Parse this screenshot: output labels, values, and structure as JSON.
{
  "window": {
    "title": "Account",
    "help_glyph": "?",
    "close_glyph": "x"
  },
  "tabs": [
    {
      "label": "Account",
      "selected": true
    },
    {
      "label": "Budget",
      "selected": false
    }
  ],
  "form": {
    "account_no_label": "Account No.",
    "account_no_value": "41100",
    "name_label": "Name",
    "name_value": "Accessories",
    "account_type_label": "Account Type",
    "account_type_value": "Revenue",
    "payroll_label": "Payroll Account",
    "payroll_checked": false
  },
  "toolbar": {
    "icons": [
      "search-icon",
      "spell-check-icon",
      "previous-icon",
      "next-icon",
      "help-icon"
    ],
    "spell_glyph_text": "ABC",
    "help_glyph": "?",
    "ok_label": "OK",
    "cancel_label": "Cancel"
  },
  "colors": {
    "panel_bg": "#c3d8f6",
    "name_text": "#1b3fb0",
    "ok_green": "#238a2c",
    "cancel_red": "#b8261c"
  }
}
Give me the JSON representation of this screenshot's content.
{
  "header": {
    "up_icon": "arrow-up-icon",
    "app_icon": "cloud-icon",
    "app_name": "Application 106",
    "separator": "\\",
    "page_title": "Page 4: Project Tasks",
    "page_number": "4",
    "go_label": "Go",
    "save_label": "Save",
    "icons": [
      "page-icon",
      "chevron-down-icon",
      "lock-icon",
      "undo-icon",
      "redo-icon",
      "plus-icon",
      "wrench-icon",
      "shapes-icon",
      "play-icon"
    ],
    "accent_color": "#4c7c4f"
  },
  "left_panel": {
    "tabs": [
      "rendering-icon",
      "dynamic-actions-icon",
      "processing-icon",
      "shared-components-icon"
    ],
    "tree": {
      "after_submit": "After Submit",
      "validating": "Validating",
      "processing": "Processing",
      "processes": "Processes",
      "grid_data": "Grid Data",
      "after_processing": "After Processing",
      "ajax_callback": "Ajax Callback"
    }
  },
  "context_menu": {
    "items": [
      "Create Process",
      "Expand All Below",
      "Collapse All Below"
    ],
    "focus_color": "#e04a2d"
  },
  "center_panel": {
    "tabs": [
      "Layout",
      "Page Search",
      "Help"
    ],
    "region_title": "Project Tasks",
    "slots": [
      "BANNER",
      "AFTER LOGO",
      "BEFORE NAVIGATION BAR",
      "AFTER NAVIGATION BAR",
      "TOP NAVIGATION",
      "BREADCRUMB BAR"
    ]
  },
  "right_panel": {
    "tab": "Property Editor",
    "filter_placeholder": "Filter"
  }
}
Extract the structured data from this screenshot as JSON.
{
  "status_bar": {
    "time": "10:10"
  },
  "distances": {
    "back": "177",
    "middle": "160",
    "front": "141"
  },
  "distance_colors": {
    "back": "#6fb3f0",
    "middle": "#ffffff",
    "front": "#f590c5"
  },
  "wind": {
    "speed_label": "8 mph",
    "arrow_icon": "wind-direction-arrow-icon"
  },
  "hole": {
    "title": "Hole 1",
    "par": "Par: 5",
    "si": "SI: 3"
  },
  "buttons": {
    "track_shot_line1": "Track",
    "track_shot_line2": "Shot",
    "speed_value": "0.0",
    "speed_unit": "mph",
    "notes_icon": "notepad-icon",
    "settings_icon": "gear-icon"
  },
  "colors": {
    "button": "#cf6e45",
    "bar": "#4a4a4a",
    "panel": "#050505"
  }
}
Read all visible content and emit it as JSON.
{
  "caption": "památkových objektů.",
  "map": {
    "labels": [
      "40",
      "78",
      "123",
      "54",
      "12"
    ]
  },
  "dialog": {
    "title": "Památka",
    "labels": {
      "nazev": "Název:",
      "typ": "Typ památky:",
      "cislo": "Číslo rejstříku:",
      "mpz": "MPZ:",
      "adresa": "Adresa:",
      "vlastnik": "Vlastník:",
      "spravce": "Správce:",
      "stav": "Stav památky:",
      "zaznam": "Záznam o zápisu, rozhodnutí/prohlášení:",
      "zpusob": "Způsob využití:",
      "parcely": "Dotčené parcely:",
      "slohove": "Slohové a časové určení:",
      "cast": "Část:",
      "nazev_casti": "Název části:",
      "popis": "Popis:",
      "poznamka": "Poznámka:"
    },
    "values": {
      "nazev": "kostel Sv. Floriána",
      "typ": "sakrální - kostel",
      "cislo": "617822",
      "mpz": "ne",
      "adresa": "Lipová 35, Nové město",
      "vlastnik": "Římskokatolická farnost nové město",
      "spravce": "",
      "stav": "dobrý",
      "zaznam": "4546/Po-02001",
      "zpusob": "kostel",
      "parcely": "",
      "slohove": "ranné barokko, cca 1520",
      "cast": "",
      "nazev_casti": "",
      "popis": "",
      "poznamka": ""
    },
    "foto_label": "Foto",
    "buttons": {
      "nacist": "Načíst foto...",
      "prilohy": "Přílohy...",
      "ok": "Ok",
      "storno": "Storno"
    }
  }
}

+--

Quote the listing in full, please, keeping every line exact.

■ Full response ■
Parse this screenshot: output labels, values, and structure as JSON.
{
  "window": {
    "title": "Account",
    "help_glyph": "?",
    "close_glyph": "x"
  },
  "tabs": [
    {
      "label": "Account",
      "selected": true
    },
    {
      "label": "Budget",
      "selected": false
    }
  ],
  "form": {
    "account_no_label": "Account No.",
    "account_no_value": "41100",
    "name_label": "Name",
    "name_value": "Accessories",
    "account_type_label": "Account Type",
    "account_type_value": "Revenue",
    "payroll_label": "Payroll Account",
    "payroll_checked": false
  },
  "toolbar": {
    "icons": [
      "search-icon",
      "spell-check-icon",
      "previous-icon",
      "next-icon",
      "help-icon"
    ],
    "spell_glyph_text": "ABC",
    "help_glyph": "?",
    "ok_label": "OK",
    "cancel_label": "Cancel"
  },
  "colors": {
    "panel_bg": "#c3d8f6",
    "name_text": "#1b3fb0",
    "ok_green": "#238a2c",
    "cancel_red": "#b8261c"
  }
}
Give me the JSON representation of this screenshot's content.
{
  "header": {
    "up_icon": "arrow-up-icon",
    "app_icon": "cloud-icon",
    "app_name": "Application 106",
    "separator": "\\",
    "page_title": "Page 4: Project Tasks",
    "page_number": "4",
    "go_label": "Go",
    "save_label": "Save",
    "icons": [
      "page-icon",
      "chevron-down-icon",
      "lock-icon",
      "undo-icon",
      "redo-icon",
      "plus-icon",
      "wrench-icon",
      "shapes-icon",
      "play-icon"
    ],
    "accent_color": "#4c7c4f"
  },
  "left_panel": {
    "tabs": [
      "rendering-icon",
      "dynamic-actions-icon",
      "processing-icon",
      "shared-components-icon"
    ],
    "tree": {
      "after_submit": "After Submit",
      "validating": "Validating",
      "processing": "Processing",
      "processes": "Processes",
      "grid_data": "Grid Data",
      "after_processing": "After Processing",
      "ajax_callback": "Ajax Callback"
    }
  },
  "context_menu": {
    "items": [
      "Create Process",
      "Expand All Below",
      "Collapse All Below"
    ],
    "focus_color": "#e04a2d"
  },
  "center_panel": {
    "tabs": [
      "Layout",
      "Page Search",
      "Help"
    ],
    "region_title": "Project Tasks",
    "slots": [
      "BANNER",
      "AFTER LOGO",
      "BEFORE NAVIGATION BAR",
      "AFTER NAVIGATION BAR",
      "TOP NAVIGATION",
      "BREADCRUMB BAR"
    ]
  },
  "right_panel": {
    "tab": "Property Editor",
    "filter_placeholder": "Filter"
  }
}
Extract the structured data from this screenshot as JSON.
{
  "status_bar": {
    "time": "10:10"
  },
  "distances": {
    "back": "177",
    "middle": "160",
    "front": "141"
  },
  "distance_colors": {
    "back": "#6fb3f0",
    "middle": "#ffffff",
    "front": "#f590c5"
  },
  "wind": {
    "speed_label": "8 mph",
    "arrow_icon": "wind-direction-arrow-icon"
  },
  "hole": {
    "title": "Hole 1",
    "par": "Par: 5",
    "si": "SI: 3"
  },
  "buttons": {
    "track_shot_line1": "Track",
    "track_shot_line2": "Shot",
    "speed_value": "0.0",
    "speed_unit": "mph",
    "notes_icon": "notepad-icon",
    "settings_icon": "gear-icon"
  },
  "colors": {
    "button": "#cf6e45",
    "bar": "#4a4a4a",
    "panel": "#050505"
  }
}
Read all visible content and emit it as JSON.
{
  "caption": "památkových objektů.",
  "map": {
    "labels": [
      "40",
      "78",
      "123",
      "54",
      "12"
    ]
  },
  "dialog": {
    "title": "Památka",
    "labels": {
      "nazev": "Název:",
      "typ": "Typ památky:",
      "cislo": "Číslo rejstříku:",
      "mpz": "MPZ:",
      "adresa": "Adresa:",
      "vlastnik": "Vlastník:",
      "spravce": "Správce:",
      "stav": "Stav památky:",
      "zaznam": "Záznam o zápisu, rozhodnutí/prohlášení:",
      "zpusob": "Způsob využití:",
      "parcely": "Dotčené parcely:",
      "slohove": "Slohové a časové určení:",
      "cast": "Část:",
      "nazev_casti": "Název části:",
      "popis": "Popis:",
      "poznamka": "Poznámka:"
    },
    "values": {
      "nazev": "kostel Sv. Floriána",
      "typ": "sakrální - kostel",
      "cislo": "617822",
      "mpz": "ne",
      "adresa": "Lipová 35, Nové město",
      "vlastnik": "Římskokatolická farnost nové město",
      "spravce": "",
      "stav": "dobrý",
      "zaznam": "4546/Po-02001",
      "zpusob": "kostel",
      "parcely": "",
      "slohove": "ranné barokko, cca 1520",
      "cast": "",
      "nazev_casti": "",
      "popis": "",
      "poznamka": ""
    },
    "foto_label": "Foto",
    "buttons": {
      "nacist": "Načíst foto...",
      "prilohy": "Přílohy...",
      "ok": "Ok",
      "storno": "Storno"
    }
  }
}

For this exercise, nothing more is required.